> TASK INSTRUCTIONS
Reproduce the records exactly.

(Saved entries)
**********

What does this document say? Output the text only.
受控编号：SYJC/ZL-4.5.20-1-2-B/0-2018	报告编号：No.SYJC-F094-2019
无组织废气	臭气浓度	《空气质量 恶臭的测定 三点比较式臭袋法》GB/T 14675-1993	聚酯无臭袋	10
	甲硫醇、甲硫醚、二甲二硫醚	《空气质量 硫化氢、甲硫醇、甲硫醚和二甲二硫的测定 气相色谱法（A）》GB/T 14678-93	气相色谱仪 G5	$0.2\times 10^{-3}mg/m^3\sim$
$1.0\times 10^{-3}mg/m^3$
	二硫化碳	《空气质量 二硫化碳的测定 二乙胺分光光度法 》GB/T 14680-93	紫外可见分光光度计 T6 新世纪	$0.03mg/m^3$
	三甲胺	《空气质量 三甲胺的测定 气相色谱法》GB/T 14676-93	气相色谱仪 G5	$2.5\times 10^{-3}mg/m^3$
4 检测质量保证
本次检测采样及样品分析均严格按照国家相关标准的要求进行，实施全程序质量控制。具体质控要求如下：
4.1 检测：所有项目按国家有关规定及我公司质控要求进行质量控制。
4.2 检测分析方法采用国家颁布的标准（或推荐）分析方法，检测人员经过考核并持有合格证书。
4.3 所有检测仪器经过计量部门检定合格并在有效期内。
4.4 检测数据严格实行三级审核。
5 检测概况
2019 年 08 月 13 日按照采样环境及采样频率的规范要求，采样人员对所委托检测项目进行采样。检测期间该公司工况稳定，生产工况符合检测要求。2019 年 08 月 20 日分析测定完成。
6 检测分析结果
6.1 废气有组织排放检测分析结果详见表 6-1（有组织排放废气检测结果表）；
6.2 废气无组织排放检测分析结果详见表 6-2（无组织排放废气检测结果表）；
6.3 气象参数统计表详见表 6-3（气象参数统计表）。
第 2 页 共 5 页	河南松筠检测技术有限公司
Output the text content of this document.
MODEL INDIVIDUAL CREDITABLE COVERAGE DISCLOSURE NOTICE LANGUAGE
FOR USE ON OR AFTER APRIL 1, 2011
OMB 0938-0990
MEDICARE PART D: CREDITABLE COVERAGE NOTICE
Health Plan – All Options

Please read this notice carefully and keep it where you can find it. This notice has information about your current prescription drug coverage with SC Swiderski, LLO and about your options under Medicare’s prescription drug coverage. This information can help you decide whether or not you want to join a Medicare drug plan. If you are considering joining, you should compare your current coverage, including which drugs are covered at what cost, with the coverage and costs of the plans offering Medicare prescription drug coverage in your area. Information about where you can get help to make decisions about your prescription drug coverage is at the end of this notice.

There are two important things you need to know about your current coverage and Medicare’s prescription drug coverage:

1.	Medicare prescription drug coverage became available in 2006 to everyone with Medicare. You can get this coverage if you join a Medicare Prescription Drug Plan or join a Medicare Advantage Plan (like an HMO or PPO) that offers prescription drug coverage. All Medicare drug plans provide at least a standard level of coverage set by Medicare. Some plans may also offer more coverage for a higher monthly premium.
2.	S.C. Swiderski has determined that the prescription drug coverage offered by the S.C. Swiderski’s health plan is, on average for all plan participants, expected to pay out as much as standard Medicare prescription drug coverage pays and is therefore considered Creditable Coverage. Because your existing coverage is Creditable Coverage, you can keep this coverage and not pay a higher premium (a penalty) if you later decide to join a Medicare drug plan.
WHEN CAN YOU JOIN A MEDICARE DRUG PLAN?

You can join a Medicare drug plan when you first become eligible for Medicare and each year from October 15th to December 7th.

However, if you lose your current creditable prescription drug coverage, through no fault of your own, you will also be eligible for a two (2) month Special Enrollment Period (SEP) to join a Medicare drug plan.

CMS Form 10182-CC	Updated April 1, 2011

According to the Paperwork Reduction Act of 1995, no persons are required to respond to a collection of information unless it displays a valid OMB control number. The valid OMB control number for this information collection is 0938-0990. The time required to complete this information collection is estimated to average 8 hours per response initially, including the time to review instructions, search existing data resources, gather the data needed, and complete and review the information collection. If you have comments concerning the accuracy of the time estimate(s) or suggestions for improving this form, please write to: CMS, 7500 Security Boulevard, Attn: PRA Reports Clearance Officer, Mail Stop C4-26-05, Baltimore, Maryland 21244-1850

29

**********

> RESPONSE TO THE EXERCISE
What does this document say? Output the text only.
受控编号：SYJC/ZL-4.5.20-1-2-B/0-2018	报告编号：No.SYJC-F094-2019
无组织废气	臭气浓度	《空气质量 恶臭的测定 三点比较式臭袋法》GB/T 14675-1993	聚酯无臭袋	10
	甲硫醇、甲硫醚、二甲二硫醚	《空气质量 硫化氢、甲硫醇、甲硫醚和二甲二硫的测定 气相色谱法（A）》GB/T 14678-93	气相色谱仪 G5	$0.2\times 10^{-3}mg/m^3\sim$
$1.0\times 10^{-3}mg/m^3$
	二硫化碳	《空气质量 二硫化碳的测定 二乙胺分光光度法 》GB/T 14680-93	紫外可见分光光度计 T6 新世纪	$0.03mg/m^3$
	三甲胺	《空气质量 三甲胺的测定 气相色谱法》GB/T 14676-93	气相色谱仪 G5	$2.5\times 10^{-3}mg/m^3$
4 检测质量保证
本次检测采样及样品分析均严格按照国家相关标准的要求进行，实施全程序质量控制。具体质控要求如下：
4.1 检测：所有项目按国家有关规定及我公司质控要求进行质量控制。
4.2 检测分析方法采用国家颁布的标准（或推荐）分析方法，检测人员经过考核并持有合格证书。
4.3 所有检测仪器经过计量部门检定合格并在有效期内。
4.4 检测数据严格实行三级审核。
5 检测概况
2019 年 08 月 13 日按照采样环境及采样频率的规范要求，采样人员对所委托检测项目进行采样。检测期间该公司工况稳定，生产工况符合检测要求。2019 年 08 月 20 日分析测定完成。
6 检测分析结果
6.1 废气有组织排放检测分析结果详见表 6-1（有组织排放废气检测结果表）；
6.2 废气无组织排放检测分析结果详见表 6-2（无组织排放废气检测结果表）；
6.3 气象参数统计表详见表 6-3（气象参数统计表）。
第 2 页 共 5 页	河南松筠检测技术有限公司
Output the text content of this document.
MODEL INDIVIDUAL CREDITABLE COVERAGE DISCLOSURE NOTICE LANGUAGE
FOR USE ON OR AFTER APRIL 1, 2011
OMB 0938-0990
MEDICARE PART D: CREDITABLE COVERAGE NOTICE
Health Plan – All Options

Please read this notice carefully and keep it where you can find it. This notice has information about your current prescription drug coverage with SC Swiderski, LLO and about your options under Medicare’s prescription drug coverage. This information can help you decide whether or not you want to join a Medicare drug plan. If you are considering joining, you should compare your current coverage, including which drugs are covered at what cost, with the coverage and costs of the plans offering Medicare prescription drug coverage in your area. Information about where you can get help to make decisions about your prescription drug coverage is at the end of this notice.

There are two important things you need to know about your current coverage and Medicare’s prescription drug coverage:

1.	Medicare prescription drug coverage became available in 2006 to everyone with Medicare. You can get this coverage if you join a Medicare Prescription Drug Plan or join a Medicare Advantage Plan (like an HMO or PPO) that offers prescription drug coverage. All Medicare drug plans provide at least a standard level of coverage set by Medicare. Some plans may also offer more coverage for a higher monthly premium.
2.	S.C. Swiderski has determined that the prescription drug coverage offered by the S.C. Swiderski’s health plan is, on average for all plan participants, expected to pay out as much as standard Medicare prescription drug coverage pays and is therefore considered Creditable Coverage. Because your existing coverage is Creditable Coverage, you can keep this coverage and not pay a higher premium (a penalty) if you later decide to join a Medicare drug plan.
WHEN CAN YOU JOIN A MEDICARE DRUG PLAN?

You can join a Medicare drug plan when you first become eligible for Medicare and each year from October 15th to December 7th.

However, if you lose your current creditable prescription drug coverage, through no fault of your own, you will also be eligible for a two (2) month Special Enrollment Period (SEP) to join a Medicare drug plan.

CMS Form 10182-CC	Updated April 1, 2011

According to the Paperwork Reduction Act of 1995, no persons are required to respond to a collection of information unless it displays a valid OMB control number. The valid OMB control number for this information collection is 0938-0990. The time required to complete this information collection is estimated to average 8 hours per response initially, including the time to review instructions, search existing data resources, gather the data needed, and complete and review the information collection. If you have comments concerning the accuracy of the time estimate(s) or suggestions for improving this form, please write to: CMS, 7500 Security Boulevard, Attn: PRA Reports Clearance Officer, Mail Stop C4-26-05, Baltimore, Maryland 21244-1850

29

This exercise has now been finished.